:: WHAT TO DO ::
Skip the pictures. Reproduce all other material exactly.

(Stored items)
********

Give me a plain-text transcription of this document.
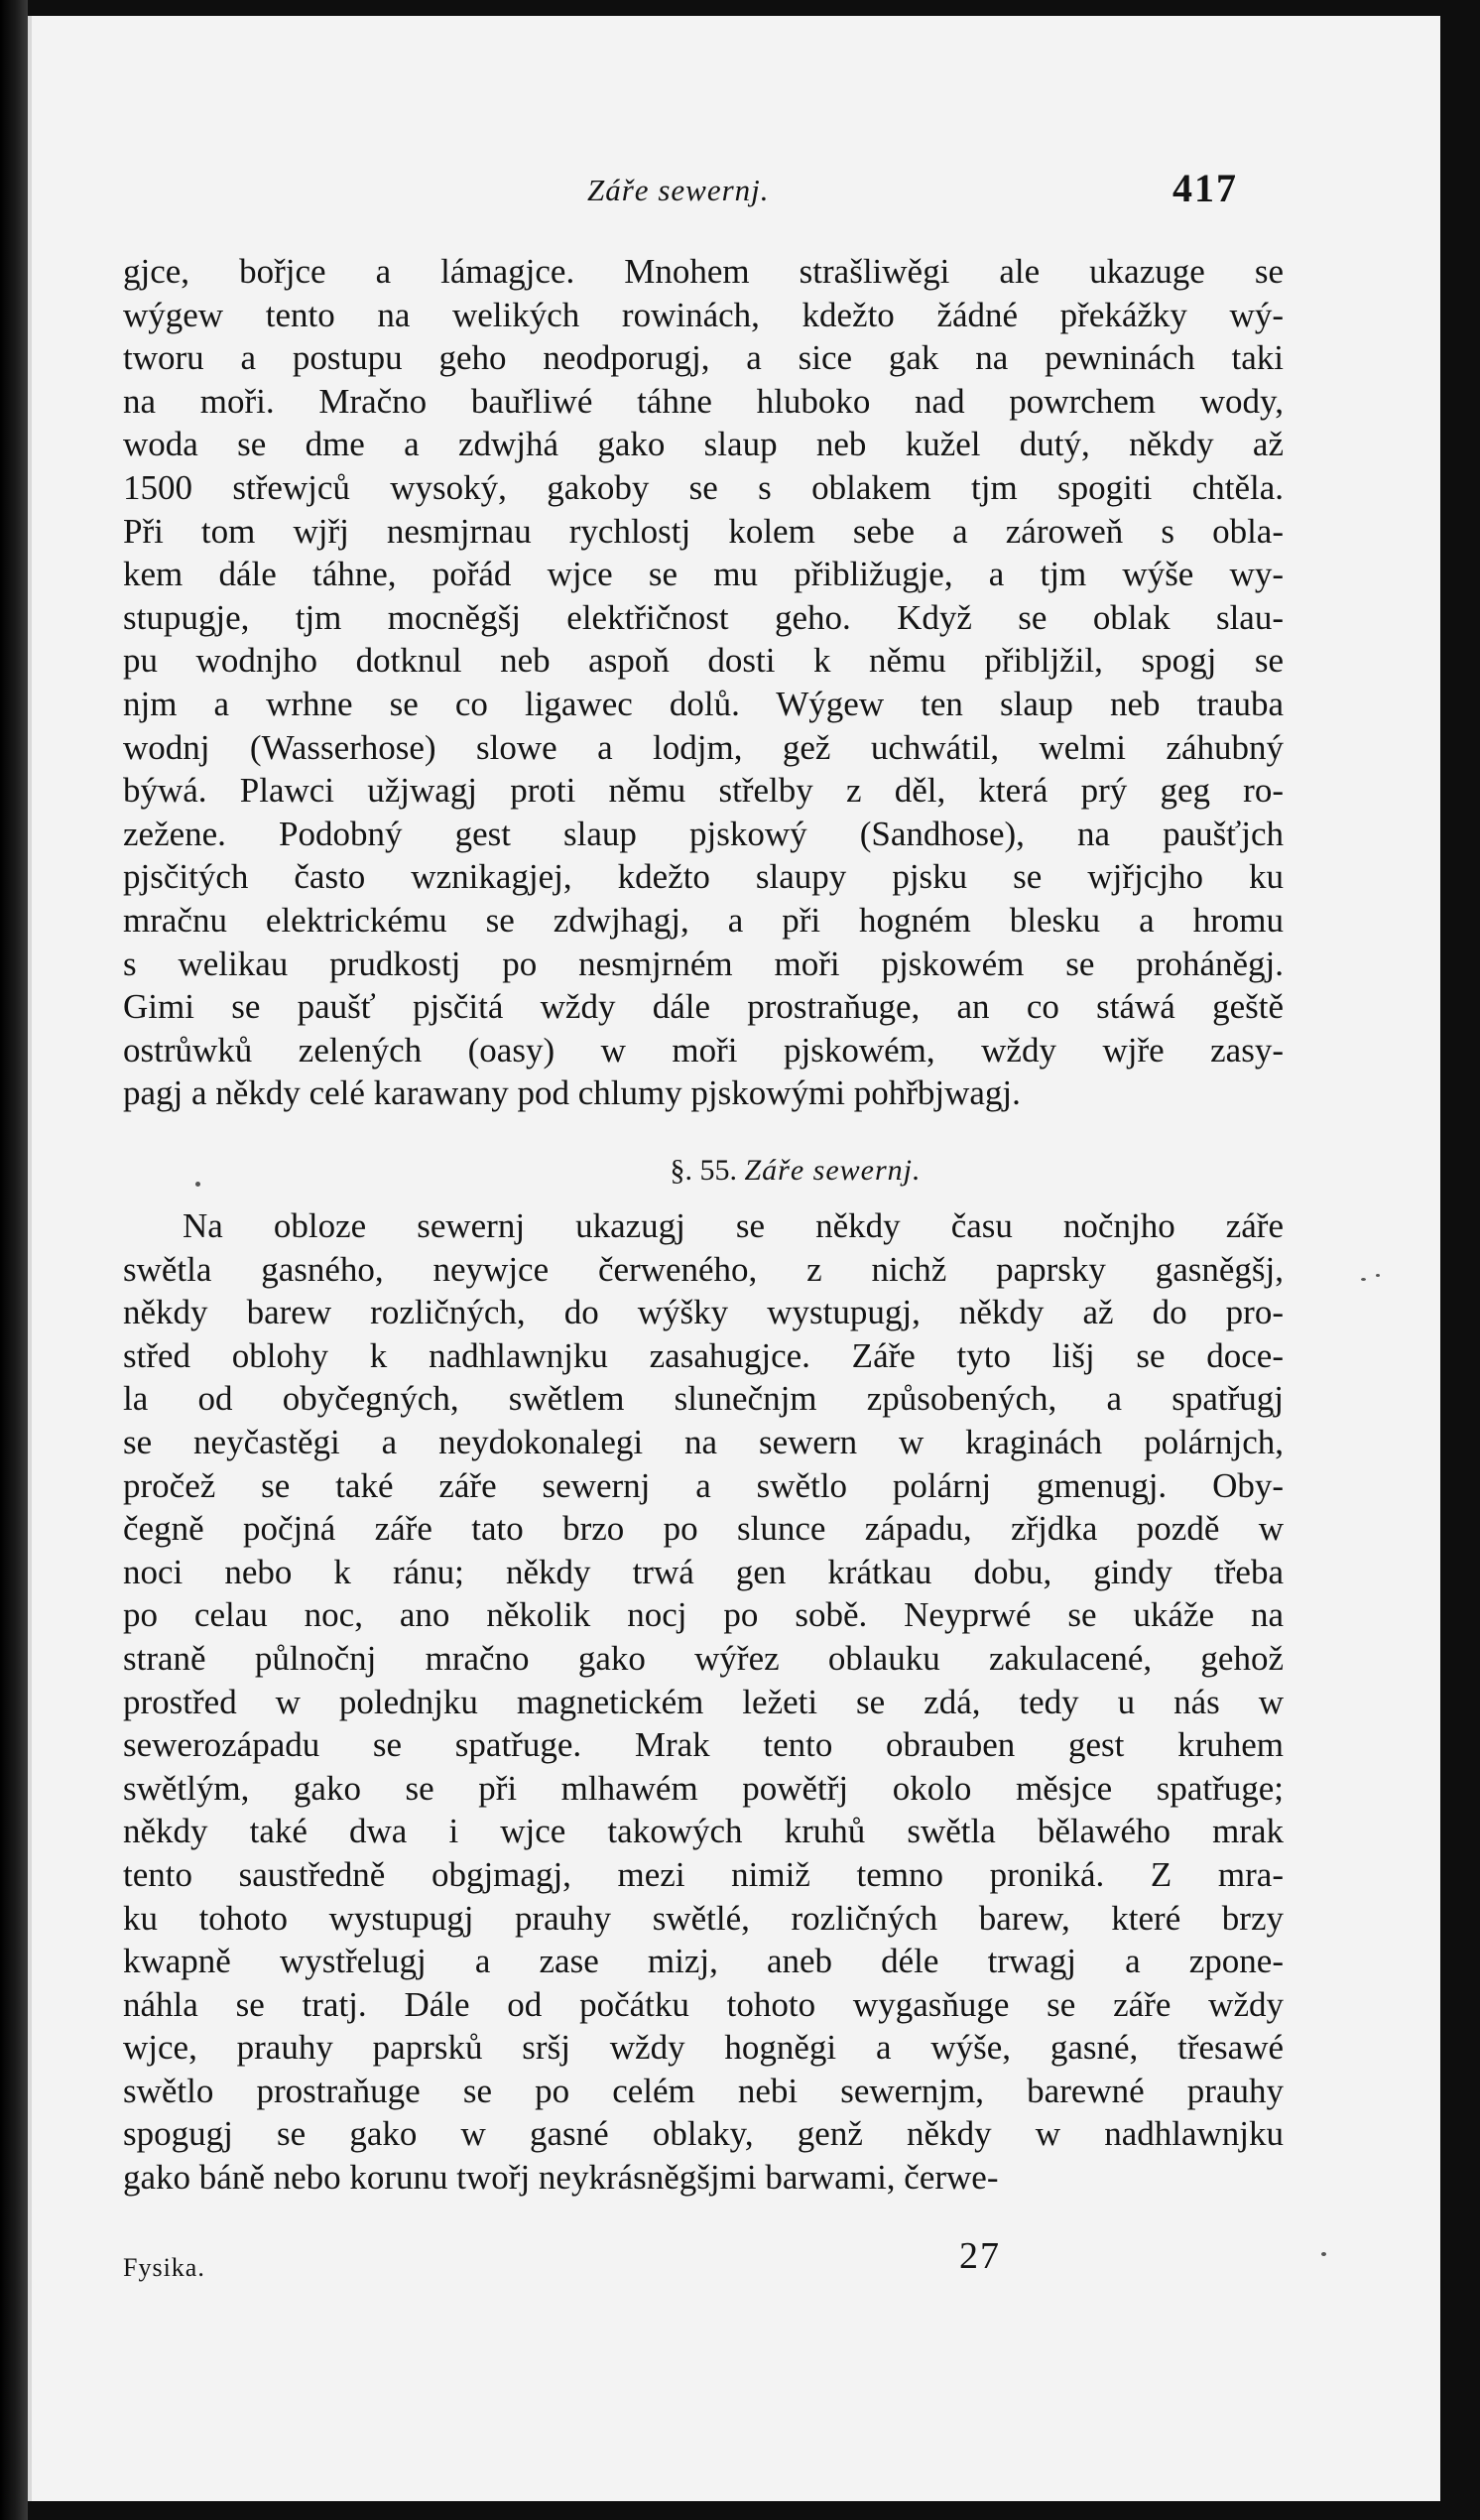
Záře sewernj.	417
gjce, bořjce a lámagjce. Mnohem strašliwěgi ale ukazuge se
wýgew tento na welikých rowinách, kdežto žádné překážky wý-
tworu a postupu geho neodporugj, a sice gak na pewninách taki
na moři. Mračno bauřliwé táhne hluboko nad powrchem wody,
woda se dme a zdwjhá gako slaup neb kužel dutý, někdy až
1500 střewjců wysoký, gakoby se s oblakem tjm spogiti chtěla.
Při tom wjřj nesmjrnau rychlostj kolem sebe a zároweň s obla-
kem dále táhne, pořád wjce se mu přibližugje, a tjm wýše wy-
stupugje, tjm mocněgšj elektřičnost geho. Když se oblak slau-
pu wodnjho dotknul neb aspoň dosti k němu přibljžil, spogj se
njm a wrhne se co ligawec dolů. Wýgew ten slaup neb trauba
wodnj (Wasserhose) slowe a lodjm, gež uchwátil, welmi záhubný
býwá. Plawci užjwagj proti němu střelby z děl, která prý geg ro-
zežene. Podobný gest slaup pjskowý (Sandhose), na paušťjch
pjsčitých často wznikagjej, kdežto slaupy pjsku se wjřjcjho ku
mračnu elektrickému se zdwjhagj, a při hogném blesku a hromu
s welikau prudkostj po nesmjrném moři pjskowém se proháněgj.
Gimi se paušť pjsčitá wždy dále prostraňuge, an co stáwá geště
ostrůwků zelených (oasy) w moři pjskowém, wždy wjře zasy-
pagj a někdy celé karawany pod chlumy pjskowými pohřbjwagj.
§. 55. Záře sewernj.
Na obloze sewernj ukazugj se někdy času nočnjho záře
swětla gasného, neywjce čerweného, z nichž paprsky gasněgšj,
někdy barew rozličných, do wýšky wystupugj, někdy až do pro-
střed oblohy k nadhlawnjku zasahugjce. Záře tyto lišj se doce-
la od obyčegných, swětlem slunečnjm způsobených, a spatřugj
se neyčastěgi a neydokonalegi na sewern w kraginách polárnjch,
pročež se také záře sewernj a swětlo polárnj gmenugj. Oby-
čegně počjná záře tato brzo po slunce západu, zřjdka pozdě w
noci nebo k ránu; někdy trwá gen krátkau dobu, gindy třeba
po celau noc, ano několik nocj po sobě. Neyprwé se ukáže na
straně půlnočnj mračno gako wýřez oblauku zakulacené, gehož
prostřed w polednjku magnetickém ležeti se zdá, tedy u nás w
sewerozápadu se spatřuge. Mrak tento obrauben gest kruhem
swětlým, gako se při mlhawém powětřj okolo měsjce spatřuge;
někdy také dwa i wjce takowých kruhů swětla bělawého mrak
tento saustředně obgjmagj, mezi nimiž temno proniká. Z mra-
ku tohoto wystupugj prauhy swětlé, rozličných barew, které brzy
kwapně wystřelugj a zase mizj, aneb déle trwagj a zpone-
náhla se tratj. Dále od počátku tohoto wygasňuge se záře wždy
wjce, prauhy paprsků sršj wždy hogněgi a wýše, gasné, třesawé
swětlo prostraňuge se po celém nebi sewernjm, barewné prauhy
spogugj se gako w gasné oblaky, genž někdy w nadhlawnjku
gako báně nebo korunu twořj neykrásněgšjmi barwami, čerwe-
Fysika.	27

********

:: RESPONSE ::
Give me a plain-text transcription of this document.
Záře sewernj.	417
gjce, bořjce a lámagjce. Mnohem strašliwěgi ale ukazuge se
wýgew tento na welikých rowinách, kdežto žádné překážky wý-
tworu a postupu geho neodporugj, a sice gak na pewninách taki
na moři. Mračno bauřliwé táhne hluboko nad powrchem wody,
woda se dme a zdwjhá gako slaup neb kužel dutý, někdy až
1500 střewjců wysoký, gakoby se s oblakem tjm spogiti chtěla.
Při tom wjřj nesmjrnau rychlostj kolem sebe a zároweň s obla-
kem dále táhne, pořád wjce se mu přibližugje, a tjm wýše wy-
stupugje, tjm mocněgšj elektřičnost geho. Když se oblak slau-
pu wodnjho dotknul neb aspoň dosti k němu přibljžil, spogj se
njm a wrhne se co ligawec dolů. Wýgew ten slaup neb trauba
wodnj (Wasserhose) slowe a lodjm, gež uchwátil, welmi záhubný
býwá. Plawci užjwagj proti němu střelby z děl, která prý geg ro-
zežene. Podobný gest slaup pjskowý (Sandhose), na paušťjch
pjsčitých často wznikagjej, kdežto slaupy pjsku se wjřjcjho ku
mračnu elektrickému se zdwjhagj, a při hogném blesku a hromu
s welikau prudkostj po nesmjrném moři pjskowém se proháněgj.
Gimi se paušť pjsčitá wždy dále prostraňuge, an co stáwá geště
ostrůwků zelených (oasy) w moři pjskowém, wždy wjře zasy-
pagj a někdy celé karawany pod chlumy pjskowými pohřbjwagj.
§. 55. Záře sewernj.
Na obloze sewernj ukazugj se někdy času nočnjho záře
swětla gasného, neywjce čerweného, z nichž paprsky gasněgšj,
někdy barew rozličných, do wýšky wystupugj, někdy až do pro-
střed oblohy k nadhlawnjku zasahugjce. Záře tyto lišj se doce-
la od obyčegných, swětlem slunečnjm způsobených, a spatřugj
se neyčastěgi a neydokonalegi na sewern w kraginách polárnjch,
pročež se také záře sewernj a swětlo polárnj gmenugj. Oby-
čegně počjná záře tato brzo po slunce západu, zřjdka pozdě w
noci nebo k ránu; někdy trwá gen krátkau dobu, gindy třeba
po celau noc, ano několik nocj po sobě. Neyprwé se ukáže na
straně půlnočnj mračno gako wýřez oblauku zakulacené, gehož
prostřed w polednjku magnetickém ležeti se zdá, tedy u nás w
sewerozápadu se spatřuge. Mrak tento obrauben gest kruhem
swětlým, gako se při mlhawém powětřj okolo měsjce spatřuge;
někdy také dwa i wjce takowých kruhů swětla bělawého mrak
tento saustředně obgjmagj, mezi nimiž temno proniká. Z mra-
ku tohoto wystupugj prauhy swětlé, rozličných barew, které brzy
kwapně wystřelugj a zase mizj, aneb déle trwagj a zpone-
náhla se tratj. Dále od počátku tohoto wygasňuge se záře wždy
wjce, prauhy paprsků sršj wždy hogněgi a wýše, gasné, třesawé
swětlo prostraňuge se po celém nebi sewernjm, barewné prauhy
spogugj se gako w gasné oblaky, genž někdy w nadhlawnjku
gako báně nebo korunu twořj neykrásněgšjmi barwami, čerwe-
Fysika.	27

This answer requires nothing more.